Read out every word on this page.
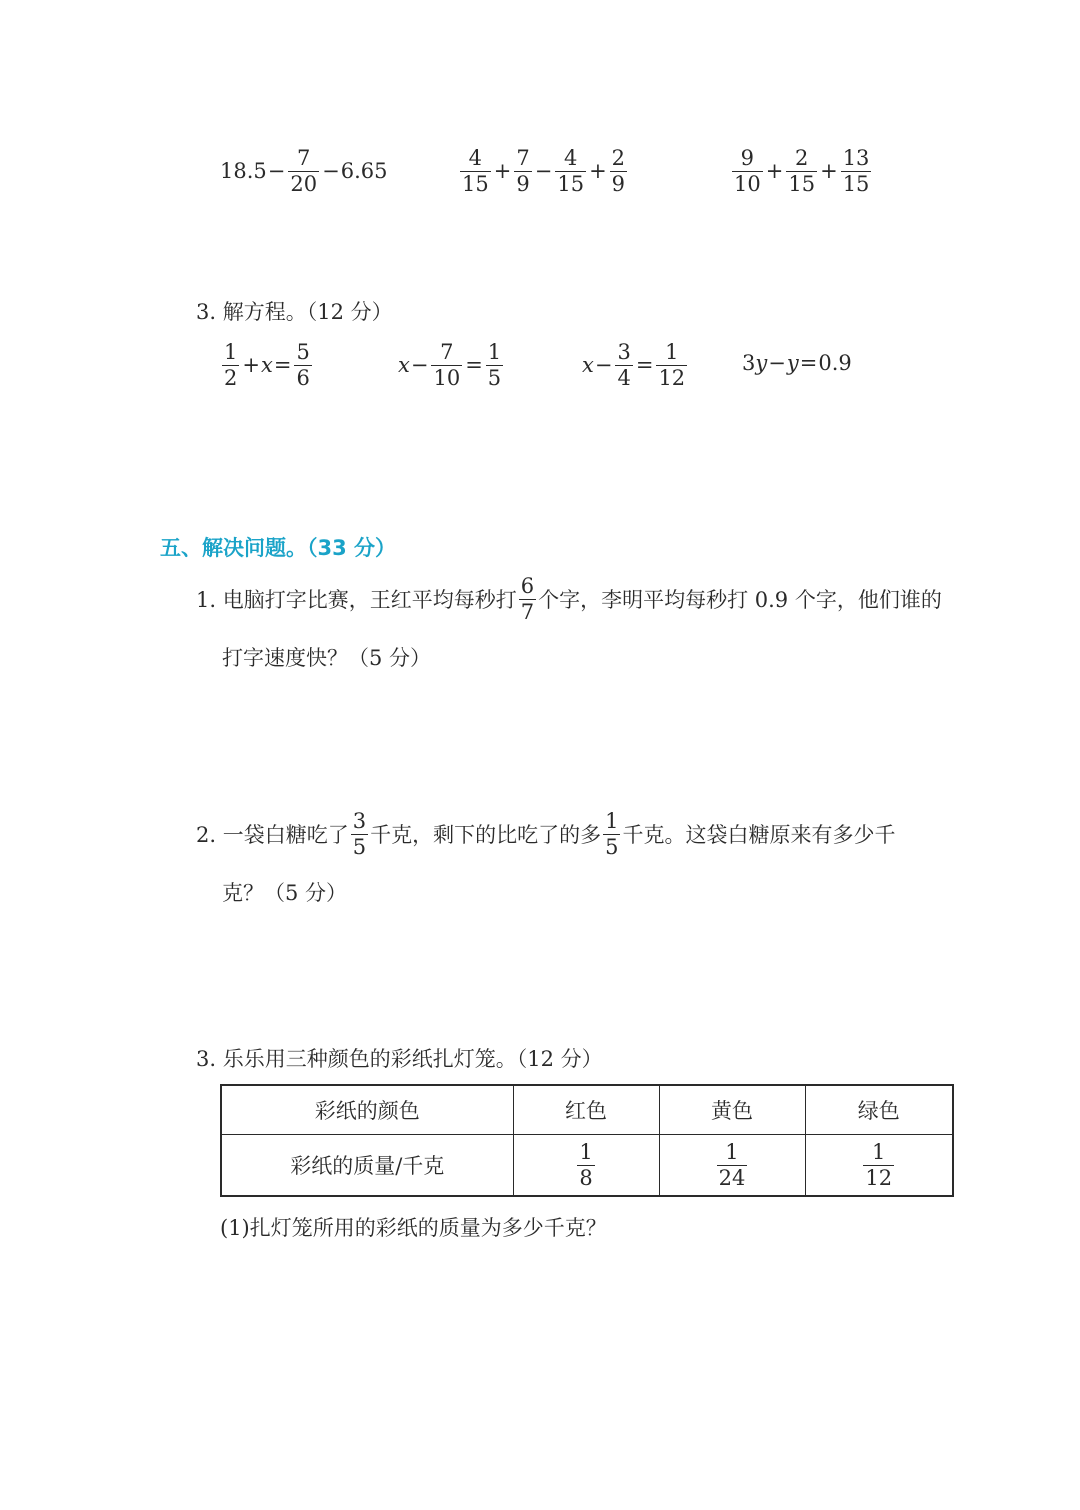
$18.5 - \frac{7}{20} - 6.65$	$\frac{4}{15} + \frac{7}{9} - \frac{4}{15} + \frac{2}{9}$	$\frac{9}{10} + \frac{2}{15} + \frac{13}{15}$
3. 解方程。（12 分）
$\frac{1}{2} + x = \frac{5}{6}$	$x - \frac{7}{10} = \frac{1}{5}$	$x - \frac{3}{4} = \frac{1}{12}$	3 y − y = 0.9
五、解决问题。（33 分）
1. 电脑打字比赛，王红平均每秒打 $\frac{6}{7}$ 个字，李明平均每秒打 0.9 个字，他们谁的
打字速度快？（5 分）
2. 一袋白糖吃了 $\frac{3}{5}$ 千克，剩下的比吃了的多 $\frac{1}{5}$ 千克。这袋白糖原来有多少千
克？（5 分）
3. 乐乐用三种颜色的彩纸扎灯笼。（12 分）
彩纸的颜色	红色	黄色	绿色
彩纸的质量/千克	$\frac{1}{8}$	$\frac{1}{24}$	$\frac{1}{12}$
(1)扎灯笼所用的彩纸的质量为多少千克？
※
▶ **Stated exercise**
Look through the material above. Copy each line where the word "frac" appears.

▶ **Problem solution**
$18.5 - \frac{7}{20} - 6.65$	$\frac{4}{15} + \frac{7}{9} - \frac{4}{15} + \frac{2}{9}$	$\frac{9}{10} + \frac{2}{15} + \frac{13}{15}$
$\frac{1}{2} + x = \frac{5}{6}$	$x - \frac{7}{10} = \frac{1}{5}$	$x - \frac{3}{4} = \frac{1}{12}$	3 y − y = 0.9
1. 电脑打字比赛，王红平均每秒打 $\frac{6}{7}$ 个字，李明平均每秒打 0.9 个字，他们谁的
2. 一袋白糖吃了 $\frac{3}{5}$ 千克，剩下的比吃了的多 $\frac{1}{5}$ 千克。这袋白糖原来有多少千
彩纸的质量/千克	$\frac{1}{8}$	$\frac{1}{24}$	$\frac{1}{12}$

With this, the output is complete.